= Short task =
Copy out only the span from the line with "Extract the structured" to the end of the data, both ends kept, word for word.

** BEGIN **

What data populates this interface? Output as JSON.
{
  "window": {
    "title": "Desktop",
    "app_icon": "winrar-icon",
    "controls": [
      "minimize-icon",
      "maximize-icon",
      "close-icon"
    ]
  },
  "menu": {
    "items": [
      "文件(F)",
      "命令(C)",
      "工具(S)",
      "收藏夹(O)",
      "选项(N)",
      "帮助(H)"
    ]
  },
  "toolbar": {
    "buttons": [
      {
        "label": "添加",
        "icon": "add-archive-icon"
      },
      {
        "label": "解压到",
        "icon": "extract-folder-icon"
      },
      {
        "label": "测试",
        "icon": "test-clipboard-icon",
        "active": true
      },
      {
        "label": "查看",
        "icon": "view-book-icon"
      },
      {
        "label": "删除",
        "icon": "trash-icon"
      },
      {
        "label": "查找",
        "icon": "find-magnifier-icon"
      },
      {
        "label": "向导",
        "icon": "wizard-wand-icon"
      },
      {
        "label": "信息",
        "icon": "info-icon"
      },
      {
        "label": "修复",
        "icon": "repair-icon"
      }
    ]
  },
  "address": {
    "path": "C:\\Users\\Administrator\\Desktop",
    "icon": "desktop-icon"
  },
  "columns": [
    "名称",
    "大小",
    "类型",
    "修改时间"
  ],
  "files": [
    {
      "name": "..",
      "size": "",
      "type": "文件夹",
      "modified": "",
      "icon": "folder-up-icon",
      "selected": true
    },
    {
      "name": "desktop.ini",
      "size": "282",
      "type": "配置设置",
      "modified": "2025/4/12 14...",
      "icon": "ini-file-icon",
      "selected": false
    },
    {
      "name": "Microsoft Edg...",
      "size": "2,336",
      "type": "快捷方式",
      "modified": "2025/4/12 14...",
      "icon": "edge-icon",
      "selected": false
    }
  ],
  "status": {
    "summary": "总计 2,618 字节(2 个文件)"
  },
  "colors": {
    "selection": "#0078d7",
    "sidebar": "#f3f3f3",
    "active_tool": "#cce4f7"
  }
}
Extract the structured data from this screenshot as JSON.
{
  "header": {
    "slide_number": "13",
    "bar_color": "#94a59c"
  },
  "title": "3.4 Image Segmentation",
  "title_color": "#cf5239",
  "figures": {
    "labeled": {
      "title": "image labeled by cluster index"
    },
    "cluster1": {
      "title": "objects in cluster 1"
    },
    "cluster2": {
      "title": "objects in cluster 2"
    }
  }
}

** END **

= Response to the task =
Extract the structured data from this screenshot as JSON.
{
  "header": {
    "slide_number": "13",
    "bar_color": "#94a59c"
  },
  "title": "3.4 Image Segmentation",
  "title_color": "#cf5239",
  "figures": {
    "labeled": {
      "title": "image labeled by cluster index"
    },
    "cluster1": {
      "title": "objects in cluster 1"
    },
    "cluster2": {
      "title": "objects in cluster 2"
    }
  }
}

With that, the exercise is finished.